**Records for the task:**
____________

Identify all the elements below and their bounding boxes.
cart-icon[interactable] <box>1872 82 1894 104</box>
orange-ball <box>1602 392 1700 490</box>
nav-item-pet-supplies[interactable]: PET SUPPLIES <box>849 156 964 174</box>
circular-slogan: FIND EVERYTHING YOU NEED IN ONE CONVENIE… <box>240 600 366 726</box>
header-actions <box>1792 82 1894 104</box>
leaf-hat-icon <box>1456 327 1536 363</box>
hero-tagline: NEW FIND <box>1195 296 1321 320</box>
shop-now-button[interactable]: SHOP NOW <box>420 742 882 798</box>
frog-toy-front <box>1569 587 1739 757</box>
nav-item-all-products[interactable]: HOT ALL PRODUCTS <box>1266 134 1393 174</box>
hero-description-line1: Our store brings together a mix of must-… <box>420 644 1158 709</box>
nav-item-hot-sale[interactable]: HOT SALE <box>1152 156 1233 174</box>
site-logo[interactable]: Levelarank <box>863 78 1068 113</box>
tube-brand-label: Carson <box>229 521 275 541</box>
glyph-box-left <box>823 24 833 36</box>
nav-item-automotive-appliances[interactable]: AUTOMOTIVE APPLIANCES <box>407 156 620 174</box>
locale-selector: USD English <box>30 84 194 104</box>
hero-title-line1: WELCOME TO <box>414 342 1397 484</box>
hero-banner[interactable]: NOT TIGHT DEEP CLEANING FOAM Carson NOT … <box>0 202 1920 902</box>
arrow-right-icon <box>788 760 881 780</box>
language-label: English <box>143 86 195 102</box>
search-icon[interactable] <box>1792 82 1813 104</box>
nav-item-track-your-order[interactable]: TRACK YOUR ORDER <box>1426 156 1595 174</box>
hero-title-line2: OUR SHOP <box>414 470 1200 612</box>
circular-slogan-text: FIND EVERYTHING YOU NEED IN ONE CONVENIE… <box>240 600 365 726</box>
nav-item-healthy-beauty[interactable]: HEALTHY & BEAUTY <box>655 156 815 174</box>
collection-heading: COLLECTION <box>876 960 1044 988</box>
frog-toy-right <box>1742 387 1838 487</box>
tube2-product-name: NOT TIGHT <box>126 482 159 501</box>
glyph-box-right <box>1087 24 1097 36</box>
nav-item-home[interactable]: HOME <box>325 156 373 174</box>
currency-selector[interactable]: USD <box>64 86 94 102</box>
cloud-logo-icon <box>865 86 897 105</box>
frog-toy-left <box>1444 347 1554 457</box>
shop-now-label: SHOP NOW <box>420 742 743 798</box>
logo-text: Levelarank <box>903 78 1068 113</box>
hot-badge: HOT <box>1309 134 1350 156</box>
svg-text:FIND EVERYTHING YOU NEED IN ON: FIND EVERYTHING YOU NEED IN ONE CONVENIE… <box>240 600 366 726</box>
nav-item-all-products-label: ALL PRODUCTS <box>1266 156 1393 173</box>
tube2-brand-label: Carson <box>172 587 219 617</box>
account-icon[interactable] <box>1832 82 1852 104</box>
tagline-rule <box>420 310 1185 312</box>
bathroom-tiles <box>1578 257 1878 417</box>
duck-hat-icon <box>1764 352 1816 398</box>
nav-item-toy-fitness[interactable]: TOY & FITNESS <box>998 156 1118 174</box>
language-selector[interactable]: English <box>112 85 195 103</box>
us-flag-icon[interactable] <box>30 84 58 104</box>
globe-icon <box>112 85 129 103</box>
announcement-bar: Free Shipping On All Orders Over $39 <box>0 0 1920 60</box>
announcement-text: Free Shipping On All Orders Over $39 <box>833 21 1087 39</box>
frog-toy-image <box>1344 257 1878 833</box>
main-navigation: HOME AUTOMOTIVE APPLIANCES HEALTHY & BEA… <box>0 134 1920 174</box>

____________

**Work to do:** Write out every line of the listing above exactly as it appears.

**Output for this task:**
Identify all the elements below and their bounding boxes.
cart-icon[interactable] <box>1872 82 1894 104</box>
orange-ball <box>1602 392 1700 490</box>
nav-item-pet-supplies[interactable]: PET SUPPLIES <box>849 156 964 174</box>
circular-slogan: FIND EVERYTHING YOU NEED IN ONE CONVENIE… <box>240 600 366 726</box>
header-actions <box>1792 82 1894 104</box>
leaf-hat-icon <box>1456 327 1536 363</box>
hero-tagline: NEW FIND <box>1195 296 1321 320</box>
shop-now-button[interactable]: SHOP NOW <box>420 742 882 798</box>
frog-toy-front <box>1569 587 1739 757</box>
nav-item-all-products[interactable]: HOT ALL PRODUCTS <box>1266 134 1393 174</box>
hero-description-line1: Our store brings together a mix of must-… <box>420 644 1158 709</box>
nav-item-hot-sale[interactable]: HOT SALE <box>1152 156 1233 174</box>
site-logo[interactable]: Levelarank <box>863 78 1068 113</box>
tube-brand-label: Carson <box>229 521 275 541</box>
glyph-box-left <box>823 24 833 36</box>
nav-item-automotive-appliances[interactable]: AUTOMOTIVE APPLIANCES <box>407 156 620 174</box>
locale-selector: USD English <box>30 84 194 104</box>
hero-title-line1: WELCOME TO <box>414 342 1397 484</box>
hero-banner[interactable]: NOT TIGHT DEEP CLEANING FOAM Carson NOT … <box>0 202 1920 902</box>
arrow-right-icon <box>788 760 881 780</box>
language-label: English <box>143 86 195 102</box>
search-icon[interactable] <box>1792 82 1813 104</box>
nav-item-track-your-order[interactable]: TRACK YOUR ORDER <box>1426 156 1595 174</box>
hero-title-line2: OUR SHOP <box>414 470 1200 612</box>
circular-slogan-text: FIND EVERYTHING YOU NEED IN ONE CONVENIE… <box>240 600 365 726</box>
nav-item-healthy-beauty[interactable]: HEALTHY & BEAUTY <box>655 156 815 174</box>
collection-heading: COLLECTION <box>876 960 1044 988</box>
frog-toy-right <box>1742 387 1838 487</box>
tube2-product-name: NOT TIGHT <box>126 482 159 501</box>
glyph-box-right <box>1087 24 1097 36</box>
nav-item-home[interactable]: HOME <box>325 156 373 174</box>
currency-selector[interactable]: USD <box>64 86 94 102</box>
cloud-logo-icon <box>865 86 897 105</box>
frog-toy-left <box>1444 347 1554 457</box>
shop-now-label: SHOP NOW <box>420 742 743 798</box>
logo-text: Levelarank <box>903 78 1068 113</box>
hot-badge: HOT <box>1309 134 1350 156</box>
svg-text:FIND EVERYTHING YOU NEED IN ON: FIND EVERYTHING YOU NEED IN ONE CONVENIE… <box>240 600 366 726</box>
nav-item-all-products-label: ALL PRODUCTS <box>1266 156 1393 173</box>
tube2-brand-label: Carson <box>172 587 219 617</box>
account-icon[interactable] <box>1832 82 1852 104</box>
tagline-rule <box>420 310 1185 312</box>
bathroom-tiles <box>1578 257 1878 417</box>
duck-hat-icon <box>1764 352 1816 398</box>
nav-item-toy-fitness[interactable]: TOY & FITNESS <box>998 156 1118 174</box>
language-selector[interactable]: English <box>112 85 195 103</box>
us-flag-icon[interactable] <box>30 84 58 104</box>
globe-icon <box>112 85 129 103</box>
announcement-bar: Free Shipping On All Orders Over $39 <box>0 0 1920 60</box>
announcement-text: Free Shipping On All Orders Over $39 <box>833 21 1087 39</box>
frog-toy-image <box>1344 257 1878 833</box>
main-navigation: HOME AUTOMOTIVE APPLIANCES HEALTHY & BEA… <box>0 134 1920 174</box>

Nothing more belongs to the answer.